Instructions for the task.
Copy every line from the records below that holds the word "아주머니가".

Listing.

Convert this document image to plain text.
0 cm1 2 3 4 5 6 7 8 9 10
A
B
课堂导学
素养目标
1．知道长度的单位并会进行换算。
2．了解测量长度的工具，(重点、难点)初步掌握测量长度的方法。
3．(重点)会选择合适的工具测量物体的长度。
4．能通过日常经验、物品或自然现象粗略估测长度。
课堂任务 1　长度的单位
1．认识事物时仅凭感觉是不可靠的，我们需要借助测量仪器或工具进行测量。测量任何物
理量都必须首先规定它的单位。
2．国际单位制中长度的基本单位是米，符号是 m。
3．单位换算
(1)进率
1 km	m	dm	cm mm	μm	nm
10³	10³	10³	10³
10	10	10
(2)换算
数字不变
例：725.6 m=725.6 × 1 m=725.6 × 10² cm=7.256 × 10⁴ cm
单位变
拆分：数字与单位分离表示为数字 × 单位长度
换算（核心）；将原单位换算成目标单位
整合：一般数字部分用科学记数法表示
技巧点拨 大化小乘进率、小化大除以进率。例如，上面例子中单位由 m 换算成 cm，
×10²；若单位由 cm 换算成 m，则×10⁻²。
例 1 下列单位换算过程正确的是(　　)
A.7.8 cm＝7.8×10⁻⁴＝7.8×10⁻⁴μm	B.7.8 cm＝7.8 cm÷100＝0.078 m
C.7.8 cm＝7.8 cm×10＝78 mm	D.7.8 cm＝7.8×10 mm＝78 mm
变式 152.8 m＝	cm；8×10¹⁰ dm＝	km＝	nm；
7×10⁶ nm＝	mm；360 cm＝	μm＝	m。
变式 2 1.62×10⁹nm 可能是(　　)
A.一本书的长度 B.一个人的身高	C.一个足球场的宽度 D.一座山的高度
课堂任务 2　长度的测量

...

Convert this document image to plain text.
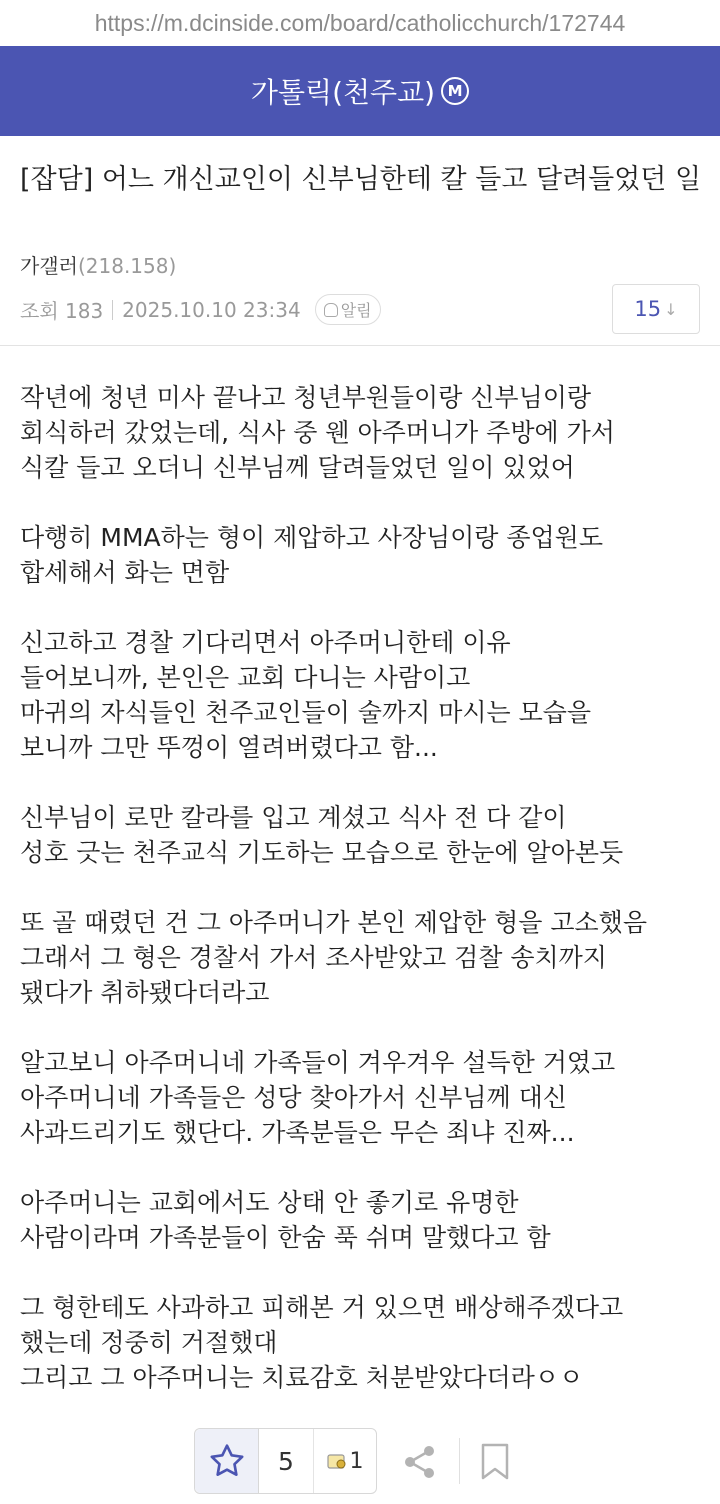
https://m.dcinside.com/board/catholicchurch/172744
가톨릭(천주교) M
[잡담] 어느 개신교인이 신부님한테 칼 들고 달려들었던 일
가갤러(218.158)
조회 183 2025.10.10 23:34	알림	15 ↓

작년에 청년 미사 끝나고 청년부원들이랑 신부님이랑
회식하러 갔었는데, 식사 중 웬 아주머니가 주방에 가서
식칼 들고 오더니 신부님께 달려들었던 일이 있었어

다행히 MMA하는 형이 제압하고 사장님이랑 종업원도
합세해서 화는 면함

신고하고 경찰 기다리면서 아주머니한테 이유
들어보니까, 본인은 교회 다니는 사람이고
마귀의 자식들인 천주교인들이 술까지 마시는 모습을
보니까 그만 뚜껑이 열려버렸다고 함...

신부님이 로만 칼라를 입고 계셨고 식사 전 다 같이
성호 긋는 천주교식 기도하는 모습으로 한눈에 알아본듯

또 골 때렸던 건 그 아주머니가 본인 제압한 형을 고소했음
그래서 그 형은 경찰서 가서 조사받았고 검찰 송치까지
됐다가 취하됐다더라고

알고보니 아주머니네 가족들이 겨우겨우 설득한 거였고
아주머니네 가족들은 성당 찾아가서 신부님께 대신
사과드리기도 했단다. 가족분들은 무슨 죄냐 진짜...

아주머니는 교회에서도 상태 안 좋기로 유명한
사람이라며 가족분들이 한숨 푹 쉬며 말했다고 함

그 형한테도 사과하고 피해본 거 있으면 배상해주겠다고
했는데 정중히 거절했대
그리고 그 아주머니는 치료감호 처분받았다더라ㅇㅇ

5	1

Written answer.
회식하러 갔었는데, 식사 중 웬 아주머니가 주방에 가서
또 골 때렸던 건 그 아주머니가 본인 제압한 형을 고소했음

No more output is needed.